Records that describe figures:
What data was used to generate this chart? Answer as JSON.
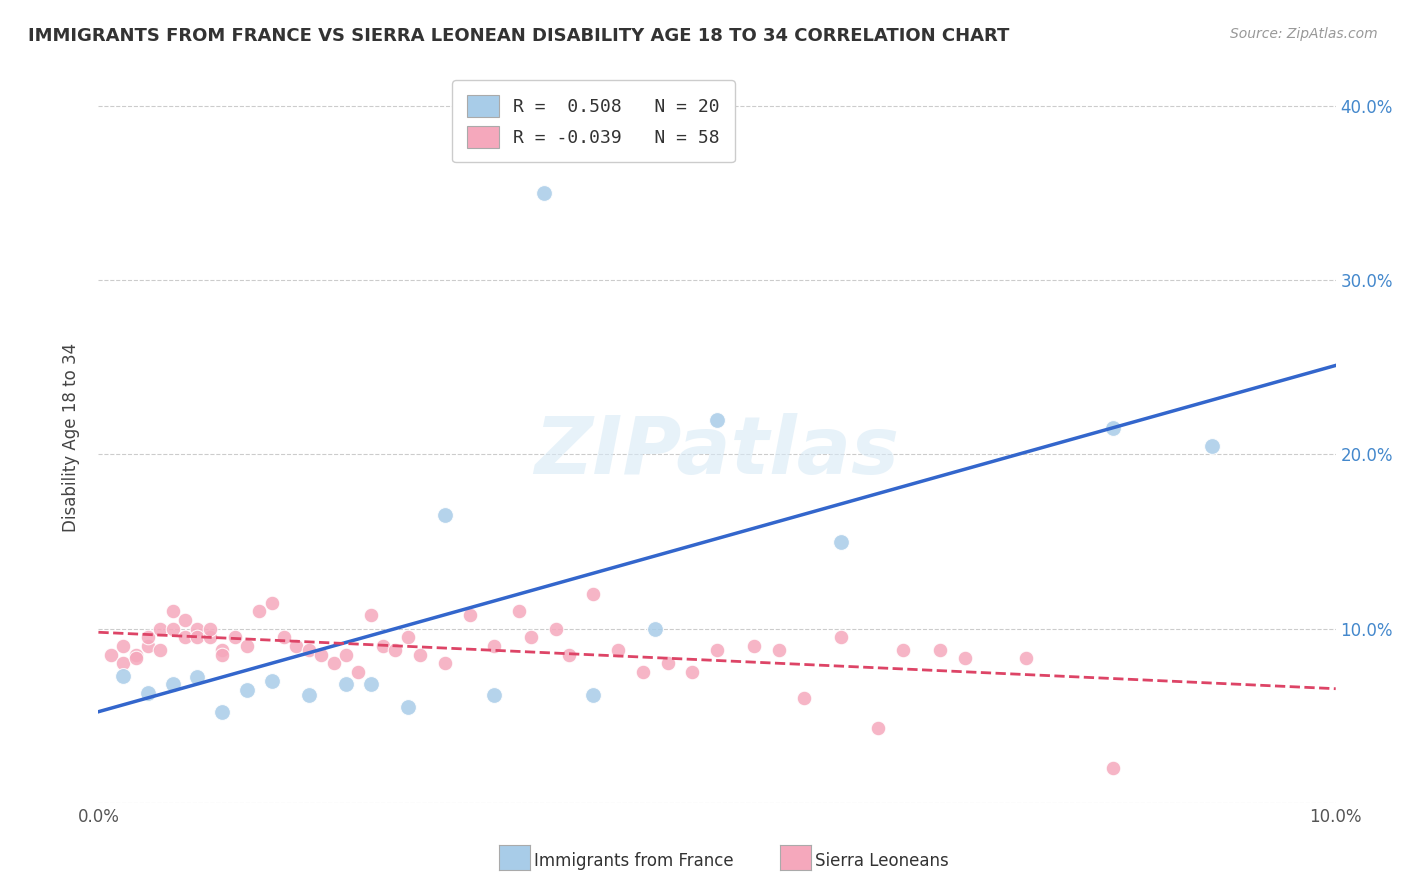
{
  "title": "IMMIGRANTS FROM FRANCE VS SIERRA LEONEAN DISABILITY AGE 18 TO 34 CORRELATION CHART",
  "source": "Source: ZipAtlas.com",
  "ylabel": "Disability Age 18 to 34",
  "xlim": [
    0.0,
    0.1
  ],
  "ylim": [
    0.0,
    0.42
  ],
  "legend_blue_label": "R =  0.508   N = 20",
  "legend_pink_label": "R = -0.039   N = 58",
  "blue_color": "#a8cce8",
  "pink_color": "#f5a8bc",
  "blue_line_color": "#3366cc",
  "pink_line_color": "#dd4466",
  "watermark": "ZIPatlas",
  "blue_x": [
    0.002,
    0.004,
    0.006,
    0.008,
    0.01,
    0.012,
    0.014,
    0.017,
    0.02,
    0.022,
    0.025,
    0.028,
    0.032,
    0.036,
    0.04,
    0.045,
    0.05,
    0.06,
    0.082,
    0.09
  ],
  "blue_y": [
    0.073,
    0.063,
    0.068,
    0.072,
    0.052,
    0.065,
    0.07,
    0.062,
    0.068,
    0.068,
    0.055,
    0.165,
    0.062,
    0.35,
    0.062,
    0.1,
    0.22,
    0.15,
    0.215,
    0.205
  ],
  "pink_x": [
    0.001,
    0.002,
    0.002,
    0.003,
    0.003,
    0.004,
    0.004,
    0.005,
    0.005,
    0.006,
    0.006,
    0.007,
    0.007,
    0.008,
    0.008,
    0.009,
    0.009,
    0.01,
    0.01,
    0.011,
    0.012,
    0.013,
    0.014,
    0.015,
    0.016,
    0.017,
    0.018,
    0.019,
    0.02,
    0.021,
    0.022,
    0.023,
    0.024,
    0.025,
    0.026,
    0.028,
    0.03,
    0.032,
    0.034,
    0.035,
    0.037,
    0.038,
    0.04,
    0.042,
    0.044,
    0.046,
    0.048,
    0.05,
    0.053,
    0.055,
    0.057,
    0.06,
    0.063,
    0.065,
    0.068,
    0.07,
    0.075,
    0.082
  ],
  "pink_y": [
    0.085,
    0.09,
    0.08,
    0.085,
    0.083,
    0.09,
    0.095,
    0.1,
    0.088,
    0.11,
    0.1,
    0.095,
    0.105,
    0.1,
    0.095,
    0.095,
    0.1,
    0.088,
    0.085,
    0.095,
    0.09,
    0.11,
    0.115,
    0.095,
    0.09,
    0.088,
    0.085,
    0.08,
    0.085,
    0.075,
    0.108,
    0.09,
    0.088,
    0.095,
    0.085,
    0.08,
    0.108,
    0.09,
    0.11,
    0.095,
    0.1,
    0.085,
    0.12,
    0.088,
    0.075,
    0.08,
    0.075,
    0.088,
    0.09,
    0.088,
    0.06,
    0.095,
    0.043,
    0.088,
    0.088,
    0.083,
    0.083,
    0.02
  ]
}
...
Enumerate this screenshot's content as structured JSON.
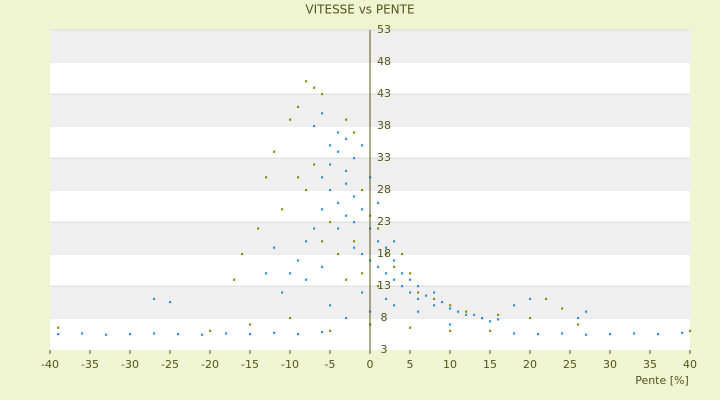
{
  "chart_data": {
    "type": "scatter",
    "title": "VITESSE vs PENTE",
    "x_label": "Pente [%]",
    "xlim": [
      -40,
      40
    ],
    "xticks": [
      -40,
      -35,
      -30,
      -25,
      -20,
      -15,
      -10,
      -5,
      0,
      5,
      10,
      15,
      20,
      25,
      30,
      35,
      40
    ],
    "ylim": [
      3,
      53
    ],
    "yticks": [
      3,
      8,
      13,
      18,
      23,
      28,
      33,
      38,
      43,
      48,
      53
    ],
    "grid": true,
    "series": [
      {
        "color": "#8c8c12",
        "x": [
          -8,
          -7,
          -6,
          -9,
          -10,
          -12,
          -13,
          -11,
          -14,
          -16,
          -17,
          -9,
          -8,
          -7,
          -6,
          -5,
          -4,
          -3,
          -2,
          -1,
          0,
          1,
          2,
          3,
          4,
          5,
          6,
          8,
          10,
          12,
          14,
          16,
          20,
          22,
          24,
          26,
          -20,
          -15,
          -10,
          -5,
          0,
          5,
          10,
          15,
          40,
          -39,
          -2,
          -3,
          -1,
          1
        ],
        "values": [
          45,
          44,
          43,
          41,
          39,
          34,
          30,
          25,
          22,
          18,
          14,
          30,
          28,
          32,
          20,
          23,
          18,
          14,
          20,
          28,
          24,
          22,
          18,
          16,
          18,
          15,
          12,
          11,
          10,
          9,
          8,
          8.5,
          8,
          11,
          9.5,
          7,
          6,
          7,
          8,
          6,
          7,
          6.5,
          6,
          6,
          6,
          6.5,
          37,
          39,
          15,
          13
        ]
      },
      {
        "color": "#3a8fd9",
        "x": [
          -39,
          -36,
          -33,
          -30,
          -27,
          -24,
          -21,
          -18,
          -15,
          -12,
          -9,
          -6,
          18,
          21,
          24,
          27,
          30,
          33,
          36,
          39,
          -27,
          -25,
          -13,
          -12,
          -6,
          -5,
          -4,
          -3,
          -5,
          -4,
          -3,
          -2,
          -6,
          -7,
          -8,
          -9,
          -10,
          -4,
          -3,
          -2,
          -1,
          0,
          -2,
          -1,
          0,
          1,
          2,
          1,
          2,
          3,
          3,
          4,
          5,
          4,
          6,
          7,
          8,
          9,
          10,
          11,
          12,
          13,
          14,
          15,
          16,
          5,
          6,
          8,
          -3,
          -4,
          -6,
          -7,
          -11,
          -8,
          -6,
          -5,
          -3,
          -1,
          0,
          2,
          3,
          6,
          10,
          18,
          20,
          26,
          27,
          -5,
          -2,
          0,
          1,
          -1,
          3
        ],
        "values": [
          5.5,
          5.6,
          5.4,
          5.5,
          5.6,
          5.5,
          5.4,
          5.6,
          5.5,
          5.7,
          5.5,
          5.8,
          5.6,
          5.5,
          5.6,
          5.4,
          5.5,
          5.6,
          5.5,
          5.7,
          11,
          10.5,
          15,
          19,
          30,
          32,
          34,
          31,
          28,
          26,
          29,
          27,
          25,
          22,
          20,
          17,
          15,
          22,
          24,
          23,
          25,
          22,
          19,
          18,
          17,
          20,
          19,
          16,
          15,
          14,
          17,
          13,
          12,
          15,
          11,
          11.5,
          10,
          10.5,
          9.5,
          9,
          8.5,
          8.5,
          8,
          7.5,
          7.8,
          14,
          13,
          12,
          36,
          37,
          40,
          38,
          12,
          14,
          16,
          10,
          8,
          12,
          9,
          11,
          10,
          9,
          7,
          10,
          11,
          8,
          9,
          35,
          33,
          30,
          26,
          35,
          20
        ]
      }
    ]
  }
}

# REQUIREMENT:
Determine the number of lines in the records that include the string "title", and respond with that number only.

# FULL ANSWER:
2